**Written request**
Check each line for the string "Search", then give only how many lines have it.

* Start Input for this task *

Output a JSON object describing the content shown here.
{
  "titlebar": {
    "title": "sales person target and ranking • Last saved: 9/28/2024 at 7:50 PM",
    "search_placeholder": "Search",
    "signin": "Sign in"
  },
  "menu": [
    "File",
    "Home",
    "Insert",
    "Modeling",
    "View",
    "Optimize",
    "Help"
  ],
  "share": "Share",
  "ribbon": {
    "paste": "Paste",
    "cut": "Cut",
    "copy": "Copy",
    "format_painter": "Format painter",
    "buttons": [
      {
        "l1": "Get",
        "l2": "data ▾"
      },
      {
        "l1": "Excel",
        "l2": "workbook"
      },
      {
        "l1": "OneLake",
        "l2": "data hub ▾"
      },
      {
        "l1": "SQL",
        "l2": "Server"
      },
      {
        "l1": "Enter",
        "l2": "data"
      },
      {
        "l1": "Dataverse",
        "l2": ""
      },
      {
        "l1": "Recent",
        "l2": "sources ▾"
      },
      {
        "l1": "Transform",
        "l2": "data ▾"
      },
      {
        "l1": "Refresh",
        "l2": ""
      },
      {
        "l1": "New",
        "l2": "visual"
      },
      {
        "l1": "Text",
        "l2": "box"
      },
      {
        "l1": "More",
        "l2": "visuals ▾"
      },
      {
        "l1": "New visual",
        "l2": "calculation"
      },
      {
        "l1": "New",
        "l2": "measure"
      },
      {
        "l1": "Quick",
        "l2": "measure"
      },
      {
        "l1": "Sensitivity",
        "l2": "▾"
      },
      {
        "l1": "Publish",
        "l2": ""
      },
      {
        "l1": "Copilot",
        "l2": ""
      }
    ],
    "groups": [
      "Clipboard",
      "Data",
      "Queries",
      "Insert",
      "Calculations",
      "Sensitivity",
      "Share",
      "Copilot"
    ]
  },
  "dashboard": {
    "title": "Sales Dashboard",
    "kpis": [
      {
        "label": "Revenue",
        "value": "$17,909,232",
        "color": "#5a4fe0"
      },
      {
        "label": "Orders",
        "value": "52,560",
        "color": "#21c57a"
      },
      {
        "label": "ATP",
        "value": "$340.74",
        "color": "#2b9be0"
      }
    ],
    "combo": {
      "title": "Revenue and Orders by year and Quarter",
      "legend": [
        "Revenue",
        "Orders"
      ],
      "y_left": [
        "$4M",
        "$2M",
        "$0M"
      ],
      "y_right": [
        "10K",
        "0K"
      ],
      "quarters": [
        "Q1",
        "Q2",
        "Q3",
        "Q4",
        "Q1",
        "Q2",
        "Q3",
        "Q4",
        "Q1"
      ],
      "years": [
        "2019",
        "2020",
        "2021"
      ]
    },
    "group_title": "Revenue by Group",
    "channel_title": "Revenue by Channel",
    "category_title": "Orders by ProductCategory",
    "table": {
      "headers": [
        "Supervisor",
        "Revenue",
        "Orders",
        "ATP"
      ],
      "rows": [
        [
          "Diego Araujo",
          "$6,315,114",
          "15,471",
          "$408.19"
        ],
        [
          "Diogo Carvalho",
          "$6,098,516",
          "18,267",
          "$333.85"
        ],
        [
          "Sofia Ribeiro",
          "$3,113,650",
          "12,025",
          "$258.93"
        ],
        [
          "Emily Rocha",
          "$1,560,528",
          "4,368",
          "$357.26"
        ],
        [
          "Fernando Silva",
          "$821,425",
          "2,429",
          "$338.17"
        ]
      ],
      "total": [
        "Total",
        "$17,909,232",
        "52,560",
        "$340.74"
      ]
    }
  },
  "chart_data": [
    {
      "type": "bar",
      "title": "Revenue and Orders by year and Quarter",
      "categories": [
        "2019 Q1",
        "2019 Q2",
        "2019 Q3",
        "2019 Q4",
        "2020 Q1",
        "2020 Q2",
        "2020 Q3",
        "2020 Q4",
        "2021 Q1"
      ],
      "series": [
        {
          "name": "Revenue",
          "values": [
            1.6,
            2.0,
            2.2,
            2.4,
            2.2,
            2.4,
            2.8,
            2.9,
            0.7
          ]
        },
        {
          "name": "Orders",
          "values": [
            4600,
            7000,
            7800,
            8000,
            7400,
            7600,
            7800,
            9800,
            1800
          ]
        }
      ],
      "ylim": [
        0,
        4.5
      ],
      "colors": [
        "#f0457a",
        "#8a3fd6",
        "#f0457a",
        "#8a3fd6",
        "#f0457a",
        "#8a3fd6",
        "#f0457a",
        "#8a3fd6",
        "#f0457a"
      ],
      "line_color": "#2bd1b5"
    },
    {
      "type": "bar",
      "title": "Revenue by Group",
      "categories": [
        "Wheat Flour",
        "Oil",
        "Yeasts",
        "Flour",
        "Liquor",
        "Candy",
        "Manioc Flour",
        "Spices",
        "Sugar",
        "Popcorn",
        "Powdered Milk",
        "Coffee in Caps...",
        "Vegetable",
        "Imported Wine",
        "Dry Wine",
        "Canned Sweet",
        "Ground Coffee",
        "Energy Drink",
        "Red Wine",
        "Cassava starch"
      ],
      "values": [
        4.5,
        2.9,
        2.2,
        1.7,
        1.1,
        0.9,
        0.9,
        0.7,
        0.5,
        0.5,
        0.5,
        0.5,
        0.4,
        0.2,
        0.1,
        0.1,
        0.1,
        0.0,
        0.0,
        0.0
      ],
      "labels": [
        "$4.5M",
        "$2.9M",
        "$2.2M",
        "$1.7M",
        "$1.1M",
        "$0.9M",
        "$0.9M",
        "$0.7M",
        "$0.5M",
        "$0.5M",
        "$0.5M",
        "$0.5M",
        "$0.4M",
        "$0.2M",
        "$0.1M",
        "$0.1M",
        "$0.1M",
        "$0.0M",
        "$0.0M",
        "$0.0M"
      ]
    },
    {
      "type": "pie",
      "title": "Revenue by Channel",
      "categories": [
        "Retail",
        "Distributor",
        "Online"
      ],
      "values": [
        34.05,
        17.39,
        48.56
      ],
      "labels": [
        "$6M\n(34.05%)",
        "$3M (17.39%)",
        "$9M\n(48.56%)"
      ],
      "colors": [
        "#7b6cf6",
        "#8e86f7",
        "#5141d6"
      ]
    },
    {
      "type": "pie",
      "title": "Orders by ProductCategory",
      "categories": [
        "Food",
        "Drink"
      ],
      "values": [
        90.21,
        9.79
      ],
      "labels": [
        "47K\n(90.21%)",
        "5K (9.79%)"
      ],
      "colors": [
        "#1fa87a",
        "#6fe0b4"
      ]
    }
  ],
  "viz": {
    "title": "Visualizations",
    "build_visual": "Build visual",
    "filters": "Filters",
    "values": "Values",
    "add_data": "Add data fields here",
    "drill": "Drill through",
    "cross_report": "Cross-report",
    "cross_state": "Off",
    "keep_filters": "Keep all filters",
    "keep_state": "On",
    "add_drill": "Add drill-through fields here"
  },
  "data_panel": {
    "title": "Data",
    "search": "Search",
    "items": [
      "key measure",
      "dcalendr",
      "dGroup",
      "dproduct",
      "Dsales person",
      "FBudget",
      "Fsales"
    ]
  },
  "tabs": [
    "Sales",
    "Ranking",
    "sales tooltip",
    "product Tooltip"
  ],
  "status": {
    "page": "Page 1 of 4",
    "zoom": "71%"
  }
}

* End Input for this task *

**Written response**
2